▸ WORK REQUIRED:
Filter the listing below, copying every line in which the word "name" appears.

[Source records]
§ §
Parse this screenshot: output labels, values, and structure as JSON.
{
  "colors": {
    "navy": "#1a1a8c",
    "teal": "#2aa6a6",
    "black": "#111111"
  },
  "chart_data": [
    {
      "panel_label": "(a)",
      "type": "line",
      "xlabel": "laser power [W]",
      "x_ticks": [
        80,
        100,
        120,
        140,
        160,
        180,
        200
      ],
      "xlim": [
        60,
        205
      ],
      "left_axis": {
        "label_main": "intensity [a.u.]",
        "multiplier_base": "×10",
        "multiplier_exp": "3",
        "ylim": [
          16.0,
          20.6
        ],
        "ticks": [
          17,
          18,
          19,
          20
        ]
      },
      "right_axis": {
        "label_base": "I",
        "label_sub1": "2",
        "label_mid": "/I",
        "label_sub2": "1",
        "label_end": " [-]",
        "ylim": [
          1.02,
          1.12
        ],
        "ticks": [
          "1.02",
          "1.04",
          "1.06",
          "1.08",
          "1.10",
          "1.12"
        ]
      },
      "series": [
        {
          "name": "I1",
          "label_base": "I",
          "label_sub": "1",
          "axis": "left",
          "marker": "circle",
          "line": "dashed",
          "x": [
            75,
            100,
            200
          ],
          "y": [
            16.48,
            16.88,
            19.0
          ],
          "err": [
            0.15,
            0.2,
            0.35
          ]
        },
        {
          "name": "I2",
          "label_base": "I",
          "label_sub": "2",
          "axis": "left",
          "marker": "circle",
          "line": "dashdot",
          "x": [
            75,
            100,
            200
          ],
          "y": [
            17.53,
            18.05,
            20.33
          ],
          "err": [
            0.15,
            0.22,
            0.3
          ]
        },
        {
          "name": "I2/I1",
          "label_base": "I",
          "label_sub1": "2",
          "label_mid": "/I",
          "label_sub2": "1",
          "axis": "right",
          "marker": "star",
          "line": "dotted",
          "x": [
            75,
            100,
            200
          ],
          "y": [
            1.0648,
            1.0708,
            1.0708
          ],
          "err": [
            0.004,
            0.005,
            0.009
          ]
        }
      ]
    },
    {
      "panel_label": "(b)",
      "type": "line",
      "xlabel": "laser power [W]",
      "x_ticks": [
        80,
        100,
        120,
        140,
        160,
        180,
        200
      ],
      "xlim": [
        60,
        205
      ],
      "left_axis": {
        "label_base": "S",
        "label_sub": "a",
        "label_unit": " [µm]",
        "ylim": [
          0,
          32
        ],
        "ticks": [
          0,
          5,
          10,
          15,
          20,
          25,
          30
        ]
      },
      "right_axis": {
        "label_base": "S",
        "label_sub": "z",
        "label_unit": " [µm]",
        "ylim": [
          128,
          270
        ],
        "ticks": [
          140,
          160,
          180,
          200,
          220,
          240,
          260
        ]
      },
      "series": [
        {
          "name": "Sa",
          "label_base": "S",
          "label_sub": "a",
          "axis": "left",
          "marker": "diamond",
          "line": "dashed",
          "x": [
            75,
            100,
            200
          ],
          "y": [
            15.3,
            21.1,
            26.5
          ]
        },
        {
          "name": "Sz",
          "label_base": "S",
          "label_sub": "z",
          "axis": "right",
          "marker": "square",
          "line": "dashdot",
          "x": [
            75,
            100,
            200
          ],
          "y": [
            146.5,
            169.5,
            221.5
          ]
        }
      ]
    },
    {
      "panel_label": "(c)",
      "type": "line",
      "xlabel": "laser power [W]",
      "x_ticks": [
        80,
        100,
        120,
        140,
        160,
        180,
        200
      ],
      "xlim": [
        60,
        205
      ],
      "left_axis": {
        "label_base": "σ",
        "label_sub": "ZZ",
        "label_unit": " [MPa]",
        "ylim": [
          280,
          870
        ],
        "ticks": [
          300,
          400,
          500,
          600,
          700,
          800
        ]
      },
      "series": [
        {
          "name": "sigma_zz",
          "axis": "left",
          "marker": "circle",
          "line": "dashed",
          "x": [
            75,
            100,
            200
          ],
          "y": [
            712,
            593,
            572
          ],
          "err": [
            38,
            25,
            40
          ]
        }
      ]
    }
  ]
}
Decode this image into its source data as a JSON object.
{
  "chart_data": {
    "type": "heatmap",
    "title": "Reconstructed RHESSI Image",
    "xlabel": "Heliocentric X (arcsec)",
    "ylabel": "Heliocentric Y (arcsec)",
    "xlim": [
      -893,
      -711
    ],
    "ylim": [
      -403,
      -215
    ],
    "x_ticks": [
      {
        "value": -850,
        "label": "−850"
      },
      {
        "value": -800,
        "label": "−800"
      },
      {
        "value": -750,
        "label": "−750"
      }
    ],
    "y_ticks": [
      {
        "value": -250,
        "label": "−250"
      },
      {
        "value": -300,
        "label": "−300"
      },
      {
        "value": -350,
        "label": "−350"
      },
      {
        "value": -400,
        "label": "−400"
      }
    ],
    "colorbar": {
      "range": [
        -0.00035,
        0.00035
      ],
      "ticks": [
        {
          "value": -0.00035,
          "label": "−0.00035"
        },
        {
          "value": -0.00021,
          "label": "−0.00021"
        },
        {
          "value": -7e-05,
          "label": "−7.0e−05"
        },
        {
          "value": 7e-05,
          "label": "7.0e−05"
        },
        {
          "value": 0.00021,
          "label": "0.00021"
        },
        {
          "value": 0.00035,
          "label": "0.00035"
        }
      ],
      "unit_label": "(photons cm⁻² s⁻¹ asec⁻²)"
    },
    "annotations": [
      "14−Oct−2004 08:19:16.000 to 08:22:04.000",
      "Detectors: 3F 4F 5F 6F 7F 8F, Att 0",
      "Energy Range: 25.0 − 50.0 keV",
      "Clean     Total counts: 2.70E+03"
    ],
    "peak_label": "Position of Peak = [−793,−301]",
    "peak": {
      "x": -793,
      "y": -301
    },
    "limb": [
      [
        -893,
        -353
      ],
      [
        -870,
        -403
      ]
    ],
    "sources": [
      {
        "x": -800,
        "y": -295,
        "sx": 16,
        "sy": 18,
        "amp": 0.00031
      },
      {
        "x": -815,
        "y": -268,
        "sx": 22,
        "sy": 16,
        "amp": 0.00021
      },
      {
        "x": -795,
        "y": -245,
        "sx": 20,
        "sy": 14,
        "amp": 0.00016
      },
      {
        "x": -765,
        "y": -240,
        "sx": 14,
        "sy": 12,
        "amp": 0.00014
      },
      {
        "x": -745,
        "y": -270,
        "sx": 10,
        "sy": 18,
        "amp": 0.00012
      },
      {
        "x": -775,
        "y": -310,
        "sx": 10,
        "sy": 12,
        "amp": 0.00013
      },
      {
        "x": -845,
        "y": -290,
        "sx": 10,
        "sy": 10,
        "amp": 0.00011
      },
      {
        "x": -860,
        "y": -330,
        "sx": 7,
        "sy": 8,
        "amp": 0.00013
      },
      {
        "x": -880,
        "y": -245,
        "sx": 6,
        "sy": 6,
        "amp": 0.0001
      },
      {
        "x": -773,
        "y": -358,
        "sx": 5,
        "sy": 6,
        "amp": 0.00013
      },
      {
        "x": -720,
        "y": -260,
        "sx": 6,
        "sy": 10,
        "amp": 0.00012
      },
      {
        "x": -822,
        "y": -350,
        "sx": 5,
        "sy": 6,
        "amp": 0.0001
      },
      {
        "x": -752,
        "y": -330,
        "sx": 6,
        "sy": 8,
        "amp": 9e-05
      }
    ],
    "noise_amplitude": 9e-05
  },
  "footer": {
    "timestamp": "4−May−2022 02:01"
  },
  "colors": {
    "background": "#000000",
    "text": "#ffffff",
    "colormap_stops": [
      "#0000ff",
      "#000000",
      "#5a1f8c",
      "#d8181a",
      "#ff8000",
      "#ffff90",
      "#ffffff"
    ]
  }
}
§ §
▸ THE RESPONSE:
          "name": "I1",
          "name": "I2",
          "name": "I2/I1",
          "name": "Sa",
          "name": "Sz",
          "name": "sigma_zz",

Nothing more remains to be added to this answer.